• Problem description
Your task is to repeat the entries underneath exactly, minus the pictures.

• Data provided

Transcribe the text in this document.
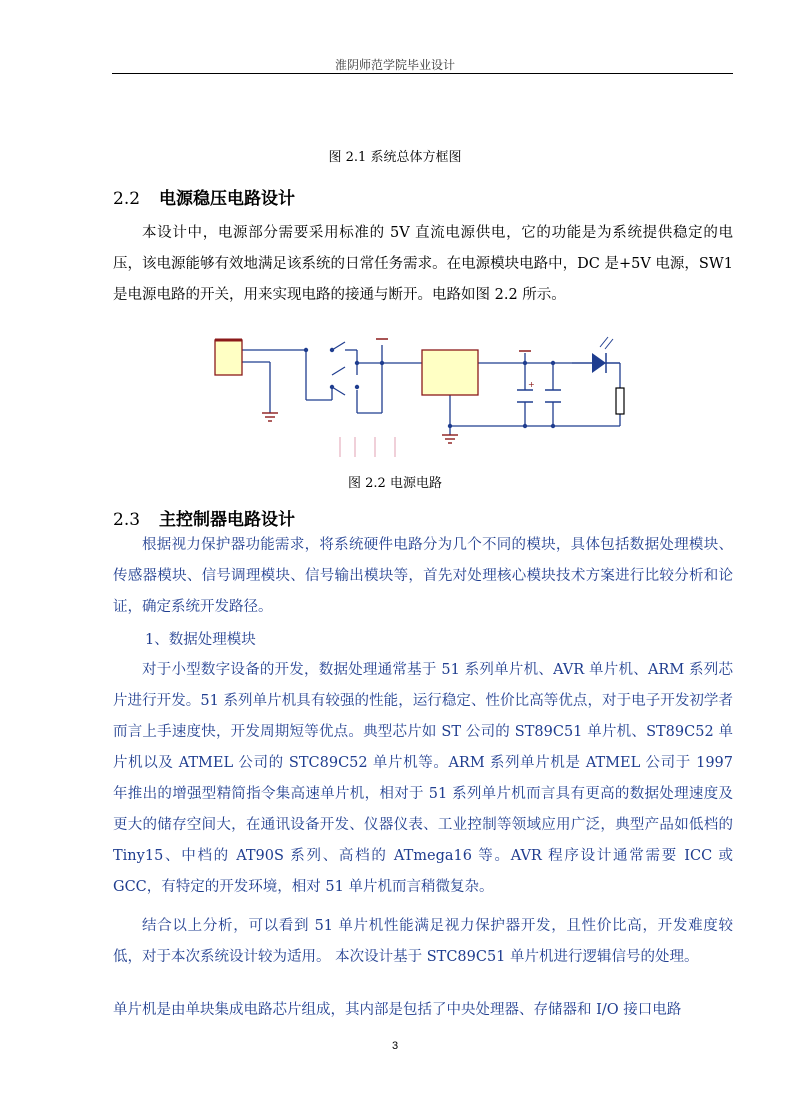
淮阴师范学院毕业设计
图 2.1 系统总体方框图
2.2 电源稳压电路设计

本设计中，电源部分需要采用标准的 5V 直流电源供电，它的功能是为系统提供稳定的电压，该电源能够有效地满足该系统的日常任务需求。在电源模块电路中，DC 是+5V 电源，SW1 是电源电路的开关，用来实现电路的接通与断开。电路如图 2.2 所示。

+
图 2.2 电源电路
2.3 主控制器电路设计

根据视力保护器功能需求，将系统硬件电路分为几个不同的模块，具体包括数据处理模块、传感器模块、信号调理模块、信号输出模块等，首先对处理核心模块技术方案进行比较分析和论证，确定系统开发路径。

1、数据处理模块

对于小型数字设备的开发，数据处理通常基于 51 系列单片机、AVR 单片机、ARM 系列芯片进行开发。51 系列单片机具有较强的性能，运行稳定、性价比高等优点，对于电子开发初学者而言上手速度快，开发周期短等优点。典型芯片如 ST 公司的 ST89C51 单片机、ST89C52 单片机以及 ATMEL 公司的 STC89C52 单片机等。ARM 系列单片机是 ATMEL 公司于 1997 年推出的增强型精简指令集高速单片机，相对于 51 系列单片机而言具有更高的数据处理速度及更大的储存空间大，在通讯设备开发、仪器仪表、工业控制等领域应用广泛，典型产品如低档的 Tiny15、中档的 AT90S 系列、高档的 ATmega16 等。AVR 程序设计通常需要 ICC 或 GCC，有特定的开发环境，相对 51 单片机而言稍微复杂。

结合以上分析，可以看到 51 单片机性能满足视力保护器开发，且性价比高，开发难度较低，对于本次系统设计较为适用。 本次设计基于 STC89C51 单片机进行逻辑信号的处理。

单片机是由单块集成电路芯片组成，其内部是包括了中央处理器、存储器和 I/O 接口电路

3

• Final result
Transcribe the text in this document.
淮阴师范学院毕业设计
图 2.1 系统总体方框图
2.2 电源稳压电路设计

本设计中，电源部分需要采用标准的 5V 直流电源供电，它的功能是为系统提供稳定的电压，该电源能够有效地满足该系统的日常任务需求。在电源模块电路中，DC 是+5V 电源，SW1 是电源电路的开关，用来实现电路的接通与断开。电路如图 2.2 所示。

+
图 2.2 电源电路
2.3 主控制器电路设计

根据视力保护器功能需求，将系统硬件电路分为几个不同的模块，具体包括数据处理模块、传感器模块、信号调理模块、信号输出模块等，首先对处理核心模块技术方案进行比较分析和论证，确定系统开发路径。

1、数据处理模块

对于小型数字设备的开发，数据处理通常基于 51 系列单片机、AVR 单片机、ARM 系列芯片进行开发。51 系列单片机具有较强的性能，运行稳定、性价比高等优点，对于电子开发初学者而言上手速度快，开发周期短等优点。典型芯片如 ST 公司的 ST89C51 单片机、ST89C52 单片机以及 ATMEL 公司的 STC89C52 单片机等。ARM 系列单片机是 ATMEL 公司于 1997 年推出的增强型精简指令集高速单片机，相对于 51 系列单片机而言具有更高的数据处理速度及更大的储存空间大，在通讯设备开发、仪器仪表、工业控制等领域应用广泛，典型产品如低档的 Tiny15、中档的 AT90S 系列、高档的 ATmega16 等。AVR 程序设计通常需要 ICC 或 GCC，有特定的开发环境，相对 51 单片机而言稍微复杂。

结合以上分析，可以看到 51 单片机性能满足视力保护器开发，且性价比高，开发难度较低，对于本次系统设计较为适用。 本次设计基于 STC89C51 单片机进行逻辑信号的处理。

单片机是由单块集成电路芯片组成，其内部是包括了中央处理器、存储器和 I/O 接口电路

3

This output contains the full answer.